- _Materials provided_
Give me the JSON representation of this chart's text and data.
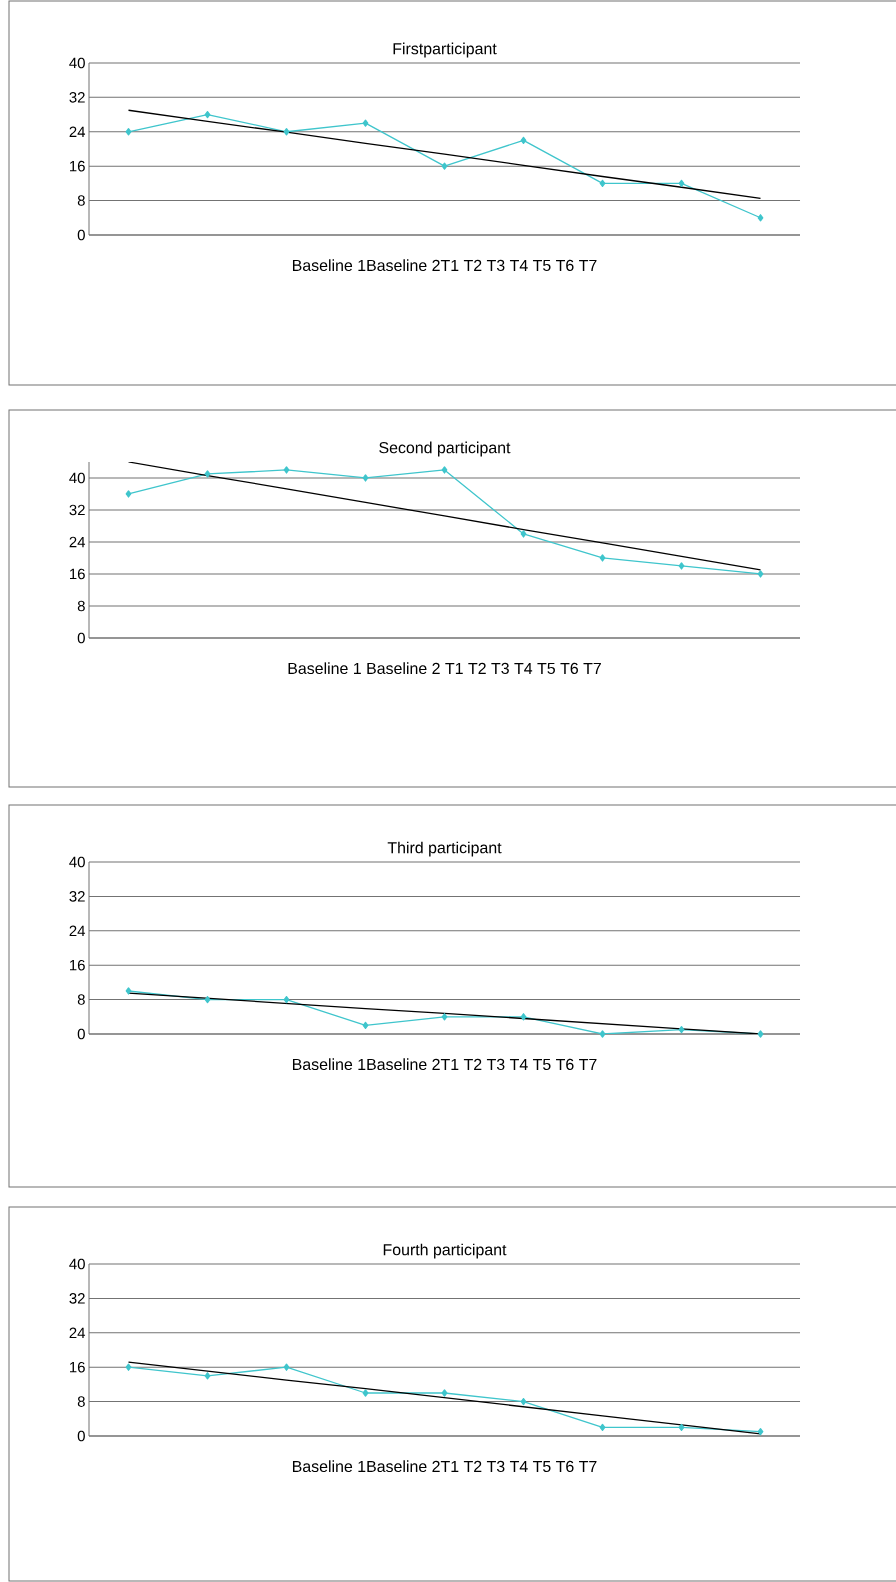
{
  "chart_data": [
    {
      "type": "line",
      "title": "Firstparticipant",
      "xlabel": "Baseline 1Baseline 2T1 T2 T3 T4 T5 T6 T7",
      "categories": [
        null,
        null,
        null,
        null,
        null,
        null,
        null,
        null,
        null
      ],
      "ylim": [
        0,
        40
      ],
      "yticks": [
        0,
        8,
        16,
        24,
        32,
        40
      ],
      "grid": "y",
      "marker": "diamond",
      "series": [
        {
          "color": "#3fc5cc",
          "values": [
            24,
            28,
            24,
            26,
            16,
            22,
            12,
            12,
            4
          ]
        },
        {
          "type": "line",
          "marker": "none",
          "color": "#000000",
          "values": [
            29,
            26.4,
            23.9,
            21.3,
            18.8,
            16.2,
            13.6,
            11.1,
            8.5
          ]
        }
      ]
    },
    {
      "type": "line",
      "title": "Second participant",
      "xlabel": "Baseline 1 Baseline 2 T1 T2 T3 T4 T5 T6 T7",
      "categories": [
        null,
        null,
        null,
        null,
        null,
        null,
        null,
        null,
        null
      ],
      "ylim": [
        0,
        44
      ],
      "yticks": [
        0,
        8,
        16,
        24,
        32,
        40
      ],
      "grid": "y",
      "marker": "diamond",
      "series": [
        {
          "color": "#3fc5cc",
          "values": [
            36,
            41,
            42,
            40,
            42,
            26,
            20,
            18,
            16
          ]
        },
        {
          "type": "line",
          "marker": "none",
          "color": "#000000",
          "values": [
            44,
            40.6,
            37.3,
            33.9,
            30.5,
            27.1,
            23.8,
            20.4,
            17
          ]
        }
      ]
    },
    {
      "type": "line",
      "title": "Third participant",
      "xlabel": "Baseline 1Baseline 2T1 T2 T3 T4 T5 T6 T7",
      "categories": [
        null,
        null,
        null,
        null,
        null,
        null,
        null,
        null,
        null
      ],
      "ylim": [
        0,
        40
      ],
      "yticks": [
        0,
        8,
        16,
        24,
        32,
        40
      ],
      "grid": "y",
      "marker": "diamond",
      "series": [
        {
          "color": "#3fc5cc",
          "values": [
            10,
            8,
            8,
            2,
            4,
            4,
            0,
            1,
            0
          ]
        },
        {
          "type": "line",
          "marker": "none",
          "color": "#000000",
          "values": [
            9.5,
            8.3,
            7.1,
            5.9,
            4.8,
            3.6,
            2.4,
            1.2,
            0
          ]
        }
      ]
    },
    {
      "type": "line",
      "title": "Fourth participant",
      "xlabel": "Baseline 1Baseline 2T1 T2 T3 T4 T5 T6 T7",
      "categories": [
        null,
        null,
        null,
        null,
        null,
        null,
        null,
        null,
        null
      ],
      "ylim": [
        0,
        40
      ],
      "yticks": [
        0,
        8,
        16,
        24,
        32,
        40
      ],
      "grid": "y",
      "marker": "diamond",
      "series": [
        {
          "color": "#3fc5cc",
          "values": [
            16,
            14,
            16,
            10,
            10,
            8,
            2,
            2,
            1
          ]
        },
        {
          "type": "line",
          "marker": "none",
          "color": "#000000",
          "values": [
            17.2,
            15.1,
            13.0,
            11.0,
            8.9,
            6.8,
            4.7,
            2.6,
            0.5
          ]
        }
      ]
    }
  ]
}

- _Required work_
Omit the pictures, and quote the material above exactly as given.

- _Result for this task_
Give me the JSON representation of this chart's text and data.
{
  "chart_data": [
    {
      "type": "line",
      "title": "Firstparticipant",
      "xlabel": "Baseline 1Baseline 2T1 T2 T3 T4 T5 T6 T7",
      "categories": [
        null,
        null,
        null,
        null,
        null,
        null,
        null,
        null,
        null
      ],
      "ylim": [
        0,
        40
      ],
      "yticks": [
        0,
        8,
        16,
        24,
        32,
        40
      ],
      "grid": "y",
      "marker": "diamond",
      "series": [
        {
          "color": "#3fc5cc",
          "values": [
            24,
            28,
            24,
            26,
            16,
            22,
            12,
            12,
            4
          ]
        },
        {
          "type": "line",
          "marker": "none",
          "color": "#000000",
          "values": [
            29,
            26.4,
            23.9,
            21.3,
            18.8,
            16.2,
            13.6,
            11.1,
            8.5
          ]
        }
      ]
    },
    {
      "type": "line",
      "title": "Second participant",
      "xlabel": "Baseline 1 Baseline 2 T1 T2 T3 T4 T5 T6 T7",
      "categories": [
        null,
        null,
        null,
        null,
        null,
        null,
        null,
        null,
        null
      ],
      "ylim": [
        0,
        44
      ],
      "yticks": [
        0,
        8,
        16,
        24,
        32,
        40
      ],
      "grid": "y",
      "marker": "diamond",
      "series": [
        {
          "color": "#3fc5cc",
          "values": [
            36,
            41,
            42,
            40,
            42,
            26,
            20,
            18,
            16
          ]
        },
        {
          "type": "line",
          "marker": "none",
          "color": "#000000",
          "values": [
            44,
            40.6,
            37.3,
            33.9,
            30.5,
            27.1,
            23.8,
            20.4,
            17
          ]
        }
      ]
    },
    {
      "type": "line",
      "title": "Third participant",
      "xlabel": "Baseline 1Baseline 2T1 T2 T3 T4 T5 T6 T7",
      "categories": [
        null,
        null,
        null,
        null,
        null,
        null,
        null,
        null,
        null
      ],
      "ylim": [
        0,
        40
      ],
      "yticks": [
        0,
        8,
        16,
        24,
        32,
        40
      ],
      "grid": "y",
      "marker": "diamond",
      "series": [
        {
          "color": "#3fc5cc",
          "values": [
            10,
            8,
            8,
            2,
            4,
            4,
            0,
            1,
            0
          ]
        },
        {
          "type": "line",
          "marker": "none",
          "color": "#000000",
          "values": [
            9.5,
            8.3,
            7.1,
            5.9,
            4.8,
            3.6,
            2.4,
            1.2,
            0
          ]
        }
      ]
    },
    {
      "type": "line",
      "title": "Fourth participant",
      "xlabel": "Baseline 1Baseline 2T1 T2 T3 T4 T5 T6 T7",
      "categories": [
        null,
        null,
        null,
        null,
        null,
        null,
        null,
        null,
        null
      ],
      "ylim": [
        0,
        40
      ],
      "yticks": [
        0,
        8,
        16,
        24,
        32,
        40
      ],
      "grid": "y",
      "marker": "diamond",
      "series": [
        {
          "color": "#3fc5cc",
          "values": [
            16,
            14,
            16,
            10,
            10,
            8,
            2,
            2,
            1
          ]
        },
        {
          "type": "line",
          "marker": "none",
          "color": "#000000",
          "values": [
            17.2,
            15.1,
            13.0,
            11.0,
            8.9,
            6.8,
            4.7,
            2.6,
            0.5
          ]
        }
      ]
    }
  ]
}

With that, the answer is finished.